- **EXERCISE BRIEF**
Give the listing again character for character, but drop the images.

- **SUPPLIED MATERIAL**
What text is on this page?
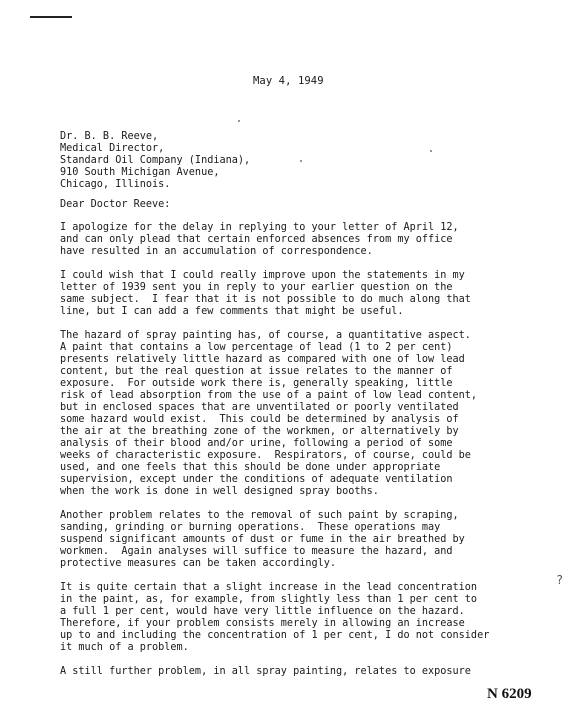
May 4, 1949
Dr. B. B. Reeve,
Medical Director,
Standard Oil Company (Indiana),
910 South Michigan Avenue,
Chicago, Illinois.
Dear Doctor Reeve:
I apologize for the delay in replying to your letter of April 12,
and can only plead that certain enforced absences from my office
have resulted in an accumulation of correspondence.
I could wish that I could really improve upon the statements in my
letter of 1939 sent you in reply to your earlier question on the
same subject.  I fear that it is not possible to do much along that
line, but I can add a few comments that might be useful.
The hazard of spray painting has, of course, a quantitative aspect.
A paint that contains a low percentage of lead (1 to 2 per cent)
presents relatively little hazard as compared with one of low lead
content, but the real question at issue relates to the manner of
exposure.  For outside work there is, generally speaking, little
risk of lead absorption from the use of a paint of low lead content,
but in enclosed spaces that are unventilated or poorly ventilated
some hazard would exist.  This could be determined by analysis of
the air at the breathing zone of the workmen, or alternatively by
analysis of their blood and/or urine, following a period of some
weeks of characteristic exposure.  Respirators, of course, could be
used, and one feels that this should be done under appropriate
supervision, except under the conditions of adequate ventilation
when the work is done in well designed spray booths.
Another problem relates to the removal of such paint by scraping,
sanding, grinding or burning operations.  These operations may
suspend significant amounts of dust or fume in the air breathed by
workmen.  Again analyses will suffice to measure the hazard, and
protective measures can be taken accordingly.
It is quite certain that a slight increase in the lead concentration
in the paint, as, for example, from slightly less than 1 per cent to
a full 1 per cent, would have very little influence on the hazard.
Therefore, if your problem consists merely in allowing an increase
up to and including the concentration of 1 per cent, I do not consider
it much of a problem.
A still further problem, in all spray painting, relates to exposure
?
N 6209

- **THE OUTPUT**
What text is on this page?
May 4, 1949
Dr. B. B. Reeve,
Medical Director,
Standard Oil Company (Indiana),
910 South Michigan Avenue,
Chicago, Illinois.
Dear Doctor Reeve:
I apologize for the delay in replying to your letter of April 12,
and can only plead that certain enforced absences from my office
have resulted in an accumulation of correspondence.
I could wish that I could really improve upon the statements in my
letter of 1939 sent you in reply to your earlier question on the
same subject.  I fear that it is not possible to do much along that
line, but I can add a few comments that might be useful.
The hazard of spray painting has, of course, a quantitative aspect.
A paint that contains a low percentage of lead (1 to 2 per cent)
presents relatively little hazard as compared with one of low lead
content, but the real question at issue relates to the manner of
exposure.  For outside work there is, generally speaking, little
risk of lead absorption from the use of a paint of low lead content,
but in enclosed spaces that are unventilated or poorly ventilated
some hazard would exist.  This could be determined by analysis of
the air at the breathing zone of the workmen, or alternatively by
analysis of their blood and/or urine, following a period of some
weeks of characteristic exposure.  Respirators, of course, could be
used, and one feels that this should be done under appropriate
supervision, except under the conditions of adequate ventilation
when the work is done in well designed spray booths.
Another problem relates to the removal of such paint by scraping,
sanding, grinding or burning operations.  These operations may
suspend significant amounts of dust or fume in the air breathed by
workmen.  Again analyses will suffice to measure the hazard, and
protective measures can be taken accordingly.
It is quite certain that a slight increase in the lead concentration
in the paint, as, for example, from slightly less than 1 per cent to
a full 1 per cent, would have very little influence on the hazard.
Therefore, if your problem consists merely in allowing an increase
up to and including the concentration of 1 per cent, I do not consider
it much of a problem.
A still further problem, in all spray painting, relates to exposure
?
N 6209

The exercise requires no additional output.